**Record extracts**
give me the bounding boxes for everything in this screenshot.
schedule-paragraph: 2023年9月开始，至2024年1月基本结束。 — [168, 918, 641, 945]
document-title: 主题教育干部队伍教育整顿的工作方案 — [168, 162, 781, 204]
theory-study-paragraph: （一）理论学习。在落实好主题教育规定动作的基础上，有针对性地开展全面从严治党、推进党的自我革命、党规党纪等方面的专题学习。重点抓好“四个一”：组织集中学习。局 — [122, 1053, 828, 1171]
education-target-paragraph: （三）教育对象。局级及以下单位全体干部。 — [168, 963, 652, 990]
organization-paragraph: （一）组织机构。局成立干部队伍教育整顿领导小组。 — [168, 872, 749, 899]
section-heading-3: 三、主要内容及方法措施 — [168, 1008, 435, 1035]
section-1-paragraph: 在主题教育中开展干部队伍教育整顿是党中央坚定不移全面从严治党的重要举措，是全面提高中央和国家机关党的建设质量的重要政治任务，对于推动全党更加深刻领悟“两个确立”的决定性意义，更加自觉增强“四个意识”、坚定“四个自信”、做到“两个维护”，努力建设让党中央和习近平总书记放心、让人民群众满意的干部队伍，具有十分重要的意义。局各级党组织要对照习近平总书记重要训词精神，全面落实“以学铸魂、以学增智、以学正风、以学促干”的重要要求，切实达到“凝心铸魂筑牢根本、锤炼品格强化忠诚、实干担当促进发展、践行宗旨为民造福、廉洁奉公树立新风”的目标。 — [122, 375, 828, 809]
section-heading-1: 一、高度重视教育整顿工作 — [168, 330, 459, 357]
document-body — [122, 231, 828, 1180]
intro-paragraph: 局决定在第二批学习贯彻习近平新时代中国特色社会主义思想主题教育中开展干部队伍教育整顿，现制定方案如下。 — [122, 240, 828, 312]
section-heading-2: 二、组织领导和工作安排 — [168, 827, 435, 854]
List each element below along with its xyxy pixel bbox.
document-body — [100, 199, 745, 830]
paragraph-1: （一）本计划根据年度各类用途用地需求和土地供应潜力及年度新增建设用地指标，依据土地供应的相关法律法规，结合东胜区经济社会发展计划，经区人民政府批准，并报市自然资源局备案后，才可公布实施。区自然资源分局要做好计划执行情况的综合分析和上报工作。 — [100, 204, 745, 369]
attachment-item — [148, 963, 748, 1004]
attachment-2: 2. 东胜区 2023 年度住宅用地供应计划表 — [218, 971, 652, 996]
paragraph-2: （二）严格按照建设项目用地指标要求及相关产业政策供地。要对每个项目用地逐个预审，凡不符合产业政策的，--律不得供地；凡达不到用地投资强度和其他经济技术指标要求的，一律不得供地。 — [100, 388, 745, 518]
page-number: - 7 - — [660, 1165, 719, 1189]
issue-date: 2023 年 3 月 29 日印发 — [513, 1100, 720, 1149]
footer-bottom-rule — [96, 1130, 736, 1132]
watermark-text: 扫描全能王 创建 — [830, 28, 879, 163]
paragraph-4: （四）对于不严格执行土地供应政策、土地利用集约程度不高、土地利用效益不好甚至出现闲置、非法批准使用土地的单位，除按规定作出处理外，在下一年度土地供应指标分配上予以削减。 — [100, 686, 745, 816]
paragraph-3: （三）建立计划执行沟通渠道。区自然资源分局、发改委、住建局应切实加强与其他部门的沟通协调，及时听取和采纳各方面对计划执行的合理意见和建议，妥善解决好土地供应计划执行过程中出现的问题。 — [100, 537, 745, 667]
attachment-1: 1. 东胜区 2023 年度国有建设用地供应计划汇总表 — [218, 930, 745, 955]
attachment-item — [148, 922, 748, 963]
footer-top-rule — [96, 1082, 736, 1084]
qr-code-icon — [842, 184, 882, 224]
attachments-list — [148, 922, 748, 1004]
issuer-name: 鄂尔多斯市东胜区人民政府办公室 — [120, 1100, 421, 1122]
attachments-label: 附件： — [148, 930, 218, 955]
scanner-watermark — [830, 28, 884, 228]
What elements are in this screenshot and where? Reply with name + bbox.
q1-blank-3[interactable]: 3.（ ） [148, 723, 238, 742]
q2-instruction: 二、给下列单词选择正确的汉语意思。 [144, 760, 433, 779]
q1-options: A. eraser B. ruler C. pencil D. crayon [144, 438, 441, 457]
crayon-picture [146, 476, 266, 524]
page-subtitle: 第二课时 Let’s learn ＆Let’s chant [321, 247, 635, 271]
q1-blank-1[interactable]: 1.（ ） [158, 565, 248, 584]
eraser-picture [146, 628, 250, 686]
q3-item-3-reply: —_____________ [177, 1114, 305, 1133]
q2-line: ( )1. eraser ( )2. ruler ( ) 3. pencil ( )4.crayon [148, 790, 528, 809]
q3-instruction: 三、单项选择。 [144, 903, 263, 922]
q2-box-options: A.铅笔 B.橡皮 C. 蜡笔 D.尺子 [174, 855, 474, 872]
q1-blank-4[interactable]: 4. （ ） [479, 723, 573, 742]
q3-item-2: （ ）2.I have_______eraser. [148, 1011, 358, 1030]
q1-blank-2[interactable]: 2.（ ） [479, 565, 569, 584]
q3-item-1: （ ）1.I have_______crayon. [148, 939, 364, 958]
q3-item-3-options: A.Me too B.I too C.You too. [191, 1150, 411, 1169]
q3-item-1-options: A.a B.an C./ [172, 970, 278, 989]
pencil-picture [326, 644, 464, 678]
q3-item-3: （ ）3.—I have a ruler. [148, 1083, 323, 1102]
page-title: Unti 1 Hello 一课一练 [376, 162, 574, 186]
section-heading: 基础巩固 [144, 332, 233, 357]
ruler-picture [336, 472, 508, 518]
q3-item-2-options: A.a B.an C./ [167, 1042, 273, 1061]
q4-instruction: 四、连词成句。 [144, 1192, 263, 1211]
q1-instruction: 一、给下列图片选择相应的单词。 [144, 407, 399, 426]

**Given task**
Report every line of the listing above that contains the word "this".

**Result**
give me the bounding boxes for everything in this screenshot.
What elements are in this screenshot and where? Reply with name + bbox.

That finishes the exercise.